• **Stated task**
Pull every line of the entries that has the word "access".

• **Available data**
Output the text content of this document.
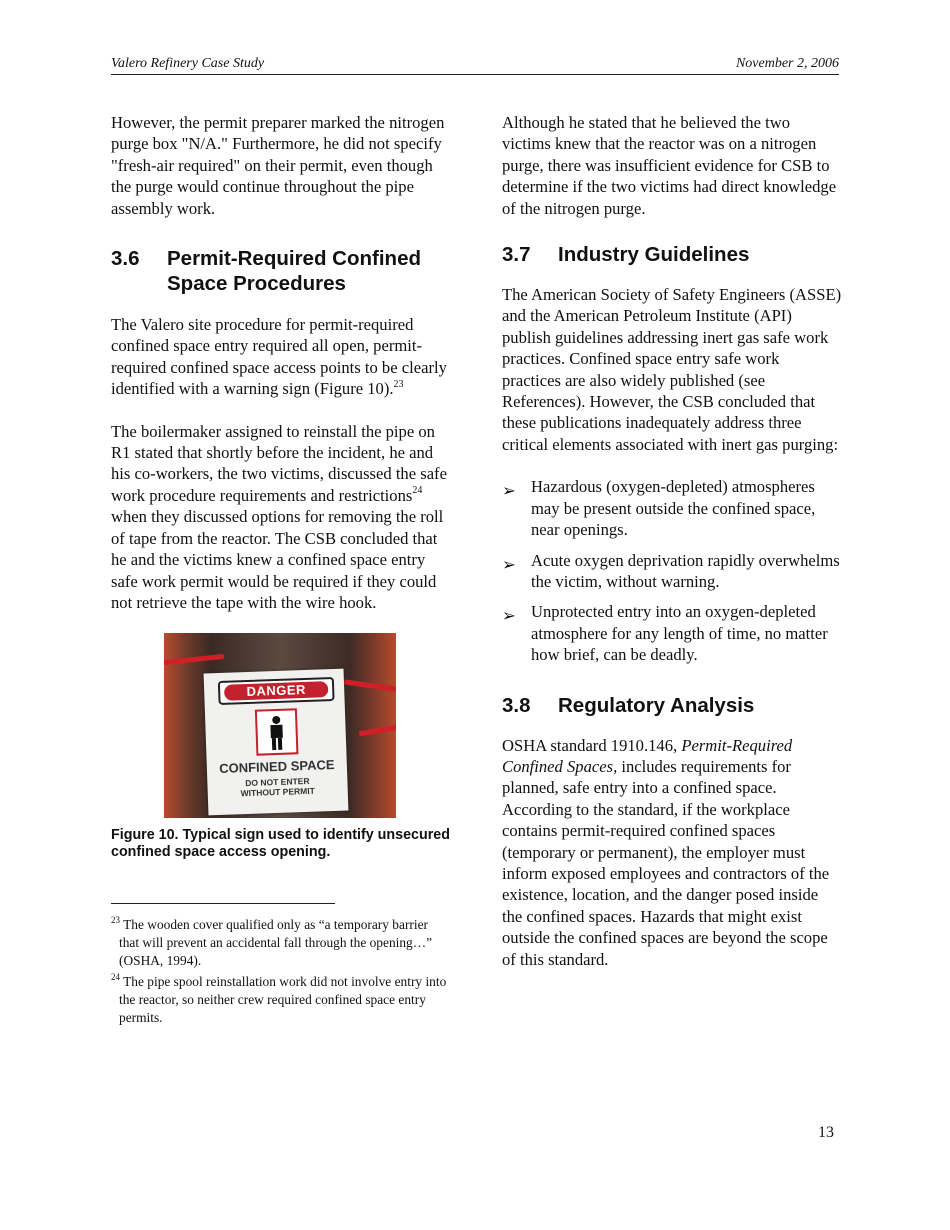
Valero Refinery Case Study	November 2, 2006

However, the permit preparer marked the nitrogen purge box "N/A." Furthermore, he did not specify "fresh-air required" on their permit, even though the purge would continue throughout the pipe assembly work.

3.6	Permit-Required Confined Space Procedures

The Valero site procedure for permit-required confined space entry required all open, permit-required confined space access points to be clearly identified with a warning sign (Figure 10).$^{23}$

The boilermaker assigned to reinstall the pipe on R1 stated that shortly before the incident, he and his co-workers, the two victims, discussed the safe work procedure requirements and restrictions$^{24}$ when they discussed options for removing the roll of tape from the reactor. The CSB concluded that he and the victims knew a confined space entry safe work permit would be required if they could not retrieve the tape with the wire hook.

DANGER
CONFINED SPACE
DO NOT ENTER
WITHOUT PERMIT

Figure 10. Typical sign used to identify unsecured confined space access opening.

$^{23}$ The wooden cover qualified only as “a temporary barrier that will prevent an accidental fall through the opening…” (OSHA, 1994).

$^{24}$ The pipe spool reinstallation work did not involve entry into the reactor, so neither crew required confined space entry permits.

Although he stated that he believed the two victims knew that the reactor was on a nitrogen purge, there was insufficient evidence for CSB to determine if the two victims had direct knowledge of the nitrogen purge.

3.7	Industry Guidelines

The American Society of Safety Engineers (ASSE) and the American Petroleum Institute (API) publish guidelines addressing inert gas safe work practices. Confined space entry safe work practices are also widely published (see References). However, the CSB concluded that these publications inadequately address three critical elements associated with inert gas purging:

➢ Hazardous (oxygen-depleted) atmospheres may be present outside the confined space, near openings.
➢ Acute oxygen deprivation rapidly overwhelms the victim, without warning.
➢ Unprotected entry into an oxygen-depleted atmosphere for any length of time, no matter how brief, can be deadly.
3.8	Regulatory Analysis

OSHA standard 1910.146, Permit-Required Confined Spaces, includes requirements for planned, safe entry into a confined space. According to the standard, if the workplace contains permit-required confined spaces (temporary or permanent), the employer must inform exposed employees and contractors of the existence, location, and the danger posed inside the confined spaces. Hazards that might exist outside the confined spaces are beyond the scope of this standard.

13
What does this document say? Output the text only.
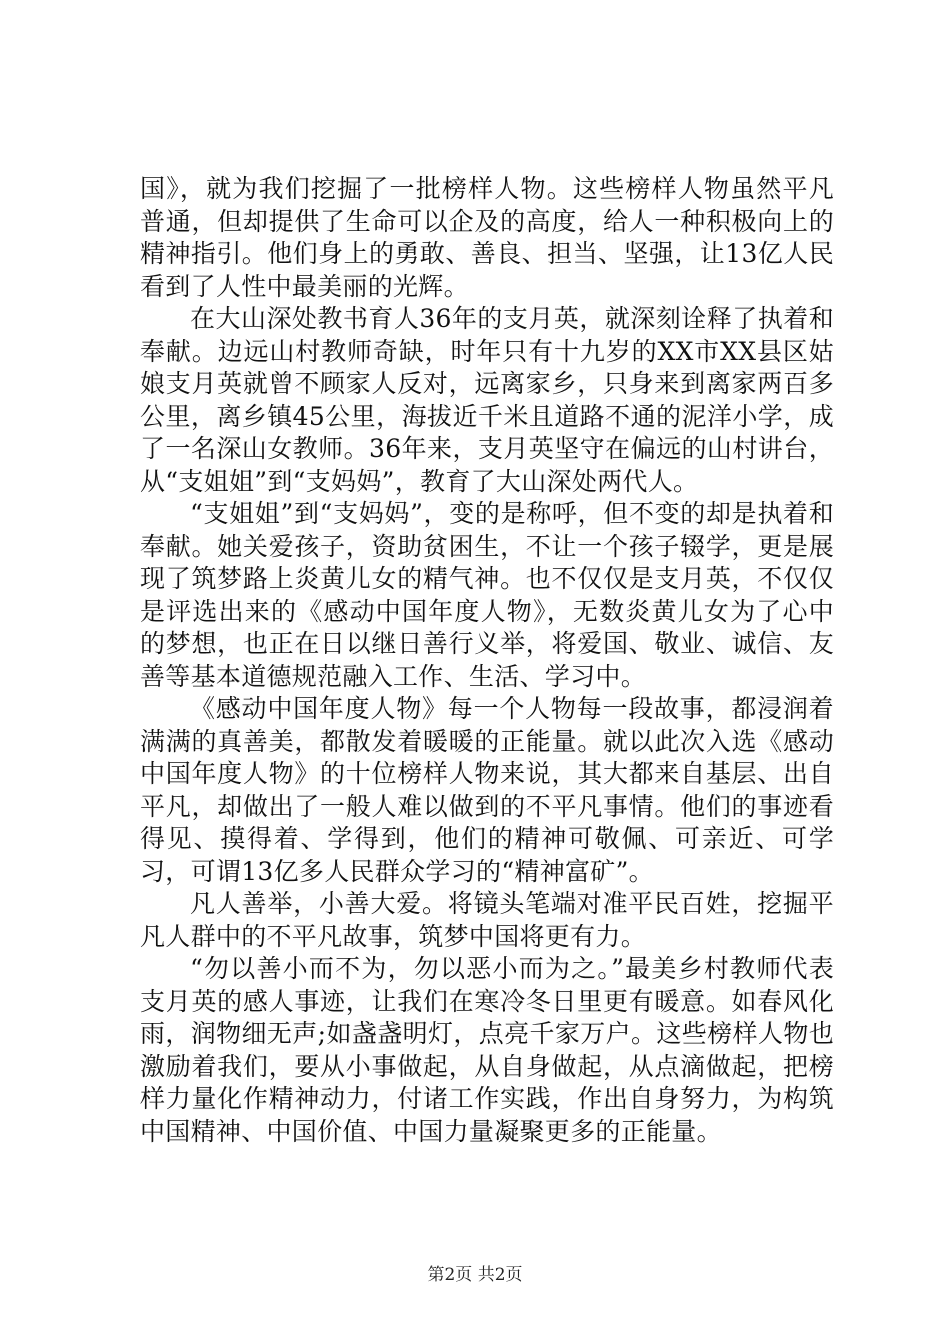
国》，就为我们挖掘了一批榜样人物。这些榜样人物虽然平凡普通，但却提供了生命可以企及的高度，给人一种积极向上的精神指引。他们身上的勇敢、善良、担当、坚强，让13亿人民看到了人性中最美丽的光辉。

在大山深处教书育人36年的支月英，就深刻诠释了执着和奉献。边远山村教师奇缺，时年只有十九岁的XX市XX县区姑娘支月英就曾不顾家人反对，远离家乡，只身来到离家两百多公里，离乡镇45公里，海拔近千米且道路不通的泥洋小学，成了一名深山女教师。36年来，支月英坚守在偏远的山村讲台，从“支姐姐”到“支妈妈”，教育了大山深处两代人。

“支姐姐”到“支妈妈”，变的是称呼，但不变的却是执着和奉献。她关爱孩子，资助贫困生，不让一个孩子辍学，更是展现了筑梦路上炎黄儿女的精气神。也不仅仅是支月英，不仅仅是评选出来的《感动中国年度人物》，无数炎黄儿女为了心中的梦想，也正在日以继日善行义举，将爱国、敬业、诚信、友善等基本道德规范融入工作、生活、学习中。

《感动中国年度人物》每一个人物每一段故事，都浸润着满满的真善美，都散发着暖暖的正能量。就以此次入选《感动中国年度人物》的十位榜样人物来说，其大都来自基层、出自平凡，却做出了一般人难以做到的不平凡事情。他们的事迹看得见、摸得着、学得到，他们的精神可敬佩、可亲近、可学习，可谓13亿多人民群众学习的“精神富矿”。

凡人善举，小善大爱。将镜头笔端对准平民百姓，挖掘平凡人群中的不平凡故事，筑梦中国将更有力。

“勿以善小而不为，勿以恶小而为之。”最美乡村教师代表支月英的感人事迹，让我们在寒冷冬日里更有暖意。如春风化雨，润物细无声;如盏盏明灯，点亮千家万户。这些榜样人物也激励着我们，要从小事做起，从自身做起，从点滴做起，把榜样力量化作精神动力，付诸工作实践，作出自身努力，为构筑中国精神、中国价值、中国力量凝聚更多的正能量。

第2页 共2页
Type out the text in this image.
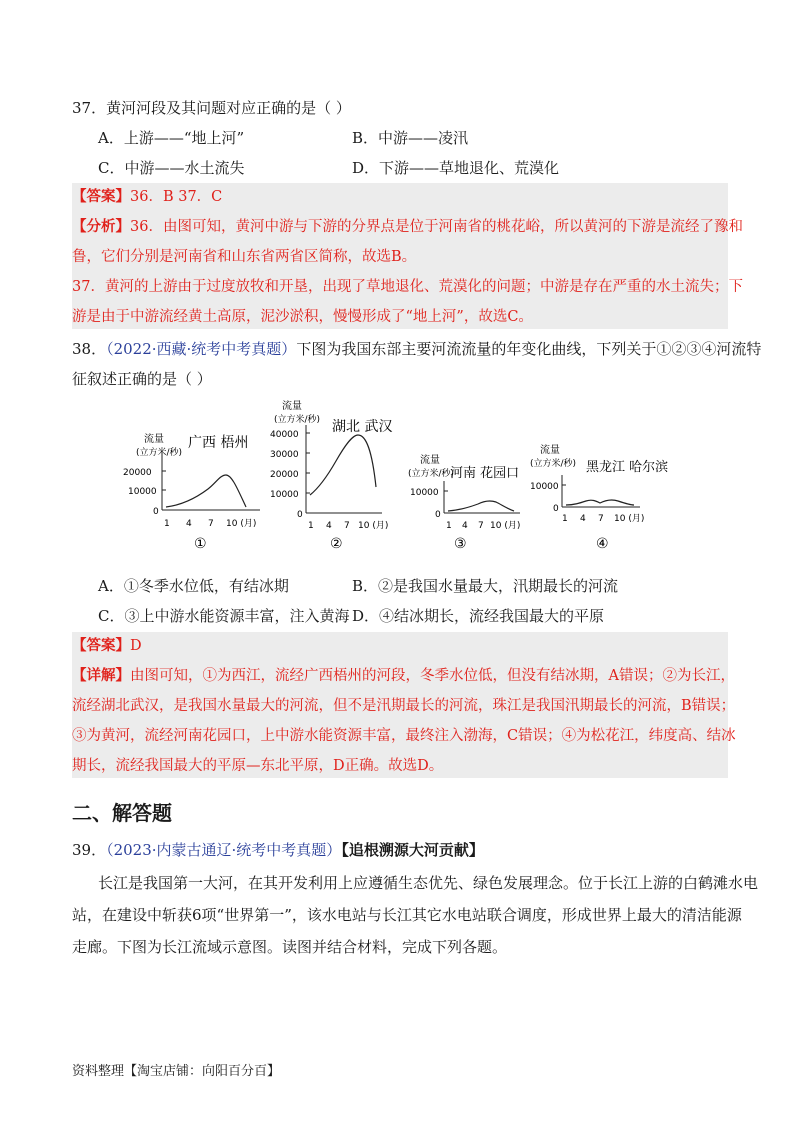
37．黄河河段及其问题对应正确的是（ ）
A．上游——“地上河”	B．中游——凌汛
C．中游——水土流失	D．下游——草地退化、荒漠化
【答案】36．B 37．C
【分析】36．由图可知，黄河中游与下游的分界点是位于河南省的桃花峪，所以黄河的下游是流经了豫和
鲁，它们分别是河南省和山东省两省区简称，故选B。
37．黄河的上游由于过度放牧和开垦，出现了草地退化、荒漠化的问题；中游是存在严重的水土流失；下
游是由于中游流经黄土高原，泥沙淤积，慢慢形成了“地上河”，故选C。
38．（2022·西藏·统考中考真题）下图为我国东部主要河流流量的年变化曲线，下列关于①②③④河流特
征叙述正确的是（ ）
流量
(立方米/秒)
广西 梧州
20000
10000
0
1 4 7 10 (月)
①
流量
(立方米/秒) 湖北 武汉
40000
30000
20000
10000
0
1 4 7 10 (月)
②
流量
(立方米/秒)
河南 花园口
10000
0
1 4 7 10 (月)
③
流量
(立方米/秒) 黑龙江 哈尔滨
10000
0
1 4 7 10 (月)
④
A．①冬季水位低，有结冰期	B．②是我国水量最大，汛期最长的河流
C．③上中游水能资源丰富，注入黄海 D．④结冰期长，流经我国最大的平原
【答案】D
【详解】由图可知，①为西江，流经广西梧州的河段，冬季水位低，但没有结冰期，A错误；②为长江，
流经湖北武汉，是我国水量最大的河流，但不是汛期最长的河流，珠江是我国汛期最长的河流，B错误；
③为黄河，流经河南花园口，上中游水能资源丰富，最终注入渤海，C错误；④为松花江，纬度高、结冰
期长，流经我国最大的平原—东北平原，D正确。故选D。
二、解答题
39．（2023·内蒙古通辽·统考中考真题）【追根溯源大河贡献】
长江是我国第一大河，在其开发利用上应遵循生态优先、绿色发展理念。位于长江上游的白鹤滩水电
站，在建设中斩获6项“世界第一”，该水电站与长江其它水电站联合调度，形成世界上最大的清洁能源
走廊。下图为长江流域示意图。读图并结合材料，完成下列各题。
资料整理【淘宝店铺：向阳百分百】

• **Answer below**
The Valero site procedure for permit-required confined space entry required all open, permit-required confined space access points to be clearly identified with a warning sign (Figure 10).$^{23}$
Figure 10. Typical sign used to identify unsecured confined space access opening.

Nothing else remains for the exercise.